- What the task asks
Show each line that has the string "pQCD" in it.
::::
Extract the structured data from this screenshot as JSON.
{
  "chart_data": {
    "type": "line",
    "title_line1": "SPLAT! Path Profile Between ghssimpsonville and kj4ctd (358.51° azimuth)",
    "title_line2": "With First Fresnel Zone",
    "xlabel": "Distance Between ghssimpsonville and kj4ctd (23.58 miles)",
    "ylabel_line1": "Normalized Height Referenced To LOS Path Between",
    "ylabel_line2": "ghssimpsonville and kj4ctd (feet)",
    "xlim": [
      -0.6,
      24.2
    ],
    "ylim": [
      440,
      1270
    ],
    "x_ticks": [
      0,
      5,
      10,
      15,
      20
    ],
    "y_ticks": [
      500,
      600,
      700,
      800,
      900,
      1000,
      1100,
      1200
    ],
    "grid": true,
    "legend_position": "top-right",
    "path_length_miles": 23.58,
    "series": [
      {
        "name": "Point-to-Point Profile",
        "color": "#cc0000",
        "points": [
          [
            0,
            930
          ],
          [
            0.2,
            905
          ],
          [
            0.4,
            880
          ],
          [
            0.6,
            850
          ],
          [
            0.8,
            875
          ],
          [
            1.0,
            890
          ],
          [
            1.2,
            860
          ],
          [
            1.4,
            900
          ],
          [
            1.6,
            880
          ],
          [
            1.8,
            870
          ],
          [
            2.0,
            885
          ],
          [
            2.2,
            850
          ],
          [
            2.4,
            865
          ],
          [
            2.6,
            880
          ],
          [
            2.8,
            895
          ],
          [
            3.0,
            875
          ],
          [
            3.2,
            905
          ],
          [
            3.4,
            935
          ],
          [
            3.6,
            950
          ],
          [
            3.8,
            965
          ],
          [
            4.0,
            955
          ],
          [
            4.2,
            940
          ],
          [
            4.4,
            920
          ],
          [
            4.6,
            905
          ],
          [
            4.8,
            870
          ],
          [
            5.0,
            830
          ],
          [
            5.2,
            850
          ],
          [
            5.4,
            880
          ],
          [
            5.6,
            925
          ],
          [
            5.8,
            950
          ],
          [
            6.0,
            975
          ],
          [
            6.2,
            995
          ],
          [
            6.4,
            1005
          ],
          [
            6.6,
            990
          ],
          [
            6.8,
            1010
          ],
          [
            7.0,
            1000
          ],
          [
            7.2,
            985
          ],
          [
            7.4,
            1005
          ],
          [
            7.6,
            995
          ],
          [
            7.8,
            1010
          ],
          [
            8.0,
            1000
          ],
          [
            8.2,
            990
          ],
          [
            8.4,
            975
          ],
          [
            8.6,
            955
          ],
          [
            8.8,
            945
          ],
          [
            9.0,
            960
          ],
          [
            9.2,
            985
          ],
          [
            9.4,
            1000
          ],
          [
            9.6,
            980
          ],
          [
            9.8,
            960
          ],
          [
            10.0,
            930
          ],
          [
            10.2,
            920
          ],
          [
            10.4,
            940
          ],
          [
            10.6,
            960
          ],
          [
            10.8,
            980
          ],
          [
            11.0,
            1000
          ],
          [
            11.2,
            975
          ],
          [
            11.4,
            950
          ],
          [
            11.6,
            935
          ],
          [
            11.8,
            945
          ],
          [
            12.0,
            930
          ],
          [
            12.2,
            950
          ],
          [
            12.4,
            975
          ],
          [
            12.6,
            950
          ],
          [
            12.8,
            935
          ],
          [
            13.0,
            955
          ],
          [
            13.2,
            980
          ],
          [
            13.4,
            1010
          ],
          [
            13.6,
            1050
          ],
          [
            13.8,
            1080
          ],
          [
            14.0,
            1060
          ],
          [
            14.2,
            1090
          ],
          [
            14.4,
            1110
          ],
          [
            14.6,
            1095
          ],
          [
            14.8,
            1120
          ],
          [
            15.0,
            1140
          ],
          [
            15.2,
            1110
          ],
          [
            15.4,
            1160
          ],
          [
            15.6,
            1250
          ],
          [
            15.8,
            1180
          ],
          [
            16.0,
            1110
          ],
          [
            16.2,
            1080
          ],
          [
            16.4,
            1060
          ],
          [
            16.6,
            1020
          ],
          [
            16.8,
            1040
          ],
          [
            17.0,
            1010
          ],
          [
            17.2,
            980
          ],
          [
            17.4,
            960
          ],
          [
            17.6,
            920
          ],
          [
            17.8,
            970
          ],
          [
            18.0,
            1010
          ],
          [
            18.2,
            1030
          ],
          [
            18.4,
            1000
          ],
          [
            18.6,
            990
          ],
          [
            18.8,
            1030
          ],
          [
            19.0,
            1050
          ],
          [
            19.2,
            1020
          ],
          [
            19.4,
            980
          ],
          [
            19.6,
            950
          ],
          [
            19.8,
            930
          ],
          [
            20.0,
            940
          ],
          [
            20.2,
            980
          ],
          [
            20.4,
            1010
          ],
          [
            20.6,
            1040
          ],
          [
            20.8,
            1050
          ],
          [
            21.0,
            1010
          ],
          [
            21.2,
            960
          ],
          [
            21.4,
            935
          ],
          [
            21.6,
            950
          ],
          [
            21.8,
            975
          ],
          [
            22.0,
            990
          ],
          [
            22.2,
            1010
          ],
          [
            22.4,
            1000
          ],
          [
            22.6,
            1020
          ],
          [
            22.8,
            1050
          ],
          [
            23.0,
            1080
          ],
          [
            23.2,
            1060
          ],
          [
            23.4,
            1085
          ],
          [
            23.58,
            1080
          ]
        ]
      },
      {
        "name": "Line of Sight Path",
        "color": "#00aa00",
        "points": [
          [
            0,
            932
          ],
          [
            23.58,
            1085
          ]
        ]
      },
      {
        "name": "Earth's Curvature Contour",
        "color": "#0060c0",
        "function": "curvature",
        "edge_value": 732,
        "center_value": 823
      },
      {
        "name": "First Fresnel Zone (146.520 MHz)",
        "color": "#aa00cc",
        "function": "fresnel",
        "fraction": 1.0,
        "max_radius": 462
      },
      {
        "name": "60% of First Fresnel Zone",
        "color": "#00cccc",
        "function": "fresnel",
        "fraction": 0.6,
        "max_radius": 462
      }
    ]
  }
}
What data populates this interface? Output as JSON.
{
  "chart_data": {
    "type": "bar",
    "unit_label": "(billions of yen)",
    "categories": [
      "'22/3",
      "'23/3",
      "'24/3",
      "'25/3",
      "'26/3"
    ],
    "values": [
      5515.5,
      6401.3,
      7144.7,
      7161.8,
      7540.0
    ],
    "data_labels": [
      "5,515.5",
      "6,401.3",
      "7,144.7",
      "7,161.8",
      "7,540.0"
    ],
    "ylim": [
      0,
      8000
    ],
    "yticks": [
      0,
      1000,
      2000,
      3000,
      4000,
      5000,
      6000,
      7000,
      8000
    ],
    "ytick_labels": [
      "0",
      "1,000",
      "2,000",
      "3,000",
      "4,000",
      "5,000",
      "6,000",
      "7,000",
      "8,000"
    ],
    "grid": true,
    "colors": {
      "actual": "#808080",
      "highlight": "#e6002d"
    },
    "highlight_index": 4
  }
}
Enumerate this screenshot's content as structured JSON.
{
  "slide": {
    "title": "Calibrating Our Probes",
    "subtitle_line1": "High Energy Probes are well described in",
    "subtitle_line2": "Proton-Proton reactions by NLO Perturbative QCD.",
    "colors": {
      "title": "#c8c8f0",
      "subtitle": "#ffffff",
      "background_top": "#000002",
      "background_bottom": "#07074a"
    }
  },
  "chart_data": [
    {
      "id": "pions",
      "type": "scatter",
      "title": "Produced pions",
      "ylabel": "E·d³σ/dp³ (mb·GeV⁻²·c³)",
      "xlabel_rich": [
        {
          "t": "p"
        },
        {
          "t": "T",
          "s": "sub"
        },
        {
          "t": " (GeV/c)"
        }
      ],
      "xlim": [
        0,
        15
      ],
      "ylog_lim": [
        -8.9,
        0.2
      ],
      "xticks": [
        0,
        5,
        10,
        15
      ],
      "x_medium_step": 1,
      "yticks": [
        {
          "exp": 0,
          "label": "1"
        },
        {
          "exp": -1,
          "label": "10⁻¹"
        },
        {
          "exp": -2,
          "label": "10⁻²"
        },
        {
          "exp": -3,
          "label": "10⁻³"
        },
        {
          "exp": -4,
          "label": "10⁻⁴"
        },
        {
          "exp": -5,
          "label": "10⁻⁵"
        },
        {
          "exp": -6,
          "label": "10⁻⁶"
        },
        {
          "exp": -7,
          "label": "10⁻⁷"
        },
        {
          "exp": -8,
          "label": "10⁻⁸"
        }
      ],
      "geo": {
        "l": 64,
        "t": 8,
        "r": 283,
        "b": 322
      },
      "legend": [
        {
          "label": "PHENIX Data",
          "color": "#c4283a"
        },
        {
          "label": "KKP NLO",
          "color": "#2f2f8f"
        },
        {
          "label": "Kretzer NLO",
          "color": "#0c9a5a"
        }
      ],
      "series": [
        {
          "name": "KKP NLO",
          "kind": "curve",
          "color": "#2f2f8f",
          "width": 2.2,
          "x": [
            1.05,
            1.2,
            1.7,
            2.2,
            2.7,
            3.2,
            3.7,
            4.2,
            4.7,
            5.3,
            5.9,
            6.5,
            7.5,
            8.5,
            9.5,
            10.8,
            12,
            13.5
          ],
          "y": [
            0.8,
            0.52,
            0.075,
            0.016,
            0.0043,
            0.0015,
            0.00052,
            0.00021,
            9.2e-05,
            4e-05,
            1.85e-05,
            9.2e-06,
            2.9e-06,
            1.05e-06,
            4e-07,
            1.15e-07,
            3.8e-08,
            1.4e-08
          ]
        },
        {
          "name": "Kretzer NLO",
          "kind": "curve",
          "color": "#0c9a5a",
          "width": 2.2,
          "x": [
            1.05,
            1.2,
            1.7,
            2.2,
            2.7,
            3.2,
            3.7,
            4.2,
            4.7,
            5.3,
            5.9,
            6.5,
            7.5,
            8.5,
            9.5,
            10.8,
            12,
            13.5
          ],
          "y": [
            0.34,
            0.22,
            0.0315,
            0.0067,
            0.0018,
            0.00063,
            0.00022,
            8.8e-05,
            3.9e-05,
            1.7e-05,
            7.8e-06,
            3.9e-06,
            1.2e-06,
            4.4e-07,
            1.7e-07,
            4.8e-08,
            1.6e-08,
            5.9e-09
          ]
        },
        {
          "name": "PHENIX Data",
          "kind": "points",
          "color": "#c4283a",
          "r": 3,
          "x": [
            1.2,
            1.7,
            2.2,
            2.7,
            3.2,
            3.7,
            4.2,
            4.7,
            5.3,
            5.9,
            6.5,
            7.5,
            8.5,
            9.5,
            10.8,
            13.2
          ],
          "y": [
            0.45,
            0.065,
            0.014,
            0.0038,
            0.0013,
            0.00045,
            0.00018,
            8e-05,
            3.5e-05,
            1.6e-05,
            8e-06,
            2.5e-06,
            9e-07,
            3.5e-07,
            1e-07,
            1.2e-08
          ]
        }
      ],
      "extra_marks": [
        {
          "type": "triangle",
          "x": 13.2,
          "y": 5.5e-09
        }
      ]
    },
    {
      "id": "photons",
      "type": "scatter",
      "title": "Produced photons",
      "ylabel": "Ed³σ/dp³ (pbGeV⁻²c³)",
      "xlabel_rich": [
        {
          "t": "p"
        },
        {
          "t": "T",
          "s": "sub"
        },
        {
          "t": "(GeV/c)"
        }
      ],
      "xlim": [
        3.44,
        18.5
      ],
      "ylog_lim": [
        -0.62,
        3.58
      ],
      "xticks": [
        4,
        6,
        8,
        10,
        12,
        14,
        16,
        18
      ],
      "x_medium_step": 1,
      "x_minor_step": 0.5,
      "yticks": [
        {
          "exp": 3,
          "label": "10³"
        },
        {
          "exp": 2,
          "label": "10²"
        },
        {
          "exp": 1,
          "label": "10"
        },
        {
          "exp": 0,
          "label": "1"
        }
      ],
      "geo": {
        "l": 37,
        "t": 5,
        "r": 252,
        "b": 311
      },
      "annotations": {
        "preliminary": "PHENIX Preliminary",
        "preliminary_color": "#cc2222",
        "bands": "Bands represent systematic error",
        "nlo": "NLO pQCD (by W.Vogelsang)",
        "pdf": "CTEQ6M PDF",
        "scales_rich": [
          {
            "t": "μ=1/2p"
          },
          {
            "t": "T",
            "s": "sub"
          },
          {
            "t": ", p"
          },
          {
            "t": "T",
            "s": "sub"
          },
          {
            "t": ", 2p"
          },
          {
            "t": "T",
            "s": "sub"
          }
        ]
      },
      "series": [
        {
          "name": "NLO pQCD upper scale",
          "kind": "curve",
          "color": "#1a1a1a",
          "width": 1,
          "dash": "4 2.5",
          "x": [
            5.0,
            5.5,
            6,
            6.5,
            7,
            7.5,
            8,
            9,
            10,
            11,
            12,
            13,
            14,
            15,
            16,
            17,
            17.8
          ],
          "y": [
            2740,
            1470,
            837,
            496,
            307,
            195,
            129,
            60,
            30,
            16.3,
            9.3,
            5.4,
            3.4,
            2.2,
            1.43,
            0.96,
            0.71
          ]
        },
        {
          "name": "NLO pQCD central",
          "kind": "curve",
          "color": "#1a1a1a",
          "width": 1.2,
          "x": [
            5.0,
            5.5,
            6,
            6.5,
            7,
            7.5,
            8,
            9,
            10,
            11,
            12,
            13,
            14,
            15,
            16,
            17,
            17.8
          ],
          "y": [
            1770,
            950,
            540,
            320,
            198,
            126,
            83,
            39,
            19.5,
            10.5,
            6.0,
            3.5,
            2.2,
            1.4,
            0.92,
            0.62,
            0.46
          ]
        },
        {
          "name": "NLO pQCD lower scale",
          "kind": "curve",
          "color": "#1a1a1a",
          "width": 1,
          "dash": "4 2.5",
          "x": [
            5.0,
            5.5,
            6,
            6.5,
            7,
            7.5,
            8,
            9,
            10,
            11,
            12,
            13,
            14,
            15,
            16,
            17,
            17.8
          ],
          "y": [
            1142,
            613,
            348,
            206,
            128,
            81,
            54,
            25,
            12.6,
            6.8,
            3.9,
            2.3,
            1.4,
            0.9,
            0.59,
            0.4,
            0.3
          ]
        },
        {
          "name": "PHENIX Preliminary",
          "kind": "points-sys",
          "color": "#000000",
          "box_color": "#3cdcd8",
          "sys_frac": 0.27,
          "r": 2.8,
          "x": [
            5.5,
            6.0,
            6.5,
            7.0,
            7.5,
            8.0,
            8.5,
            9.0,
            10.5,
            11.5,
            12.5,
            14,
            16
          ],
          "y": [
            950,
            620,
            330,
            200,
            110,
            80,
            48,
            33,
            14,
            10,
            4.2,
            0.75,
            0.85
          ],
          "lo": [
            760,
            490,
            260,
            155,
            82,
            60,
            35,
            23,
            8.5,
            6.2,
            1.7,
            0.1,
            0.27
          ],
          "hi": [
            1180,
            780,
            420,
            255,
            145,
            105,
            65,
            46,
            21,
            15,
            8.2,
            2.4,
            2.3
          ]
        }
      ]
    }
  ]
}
::::
- Answer below
        "nlo": "NLO pQCD (by W.Vogelsang)",
          "name": "NLO pQCD upper scale",
          "name": "NLO pQCD central",
          "name": "NLO pQCD lower scale",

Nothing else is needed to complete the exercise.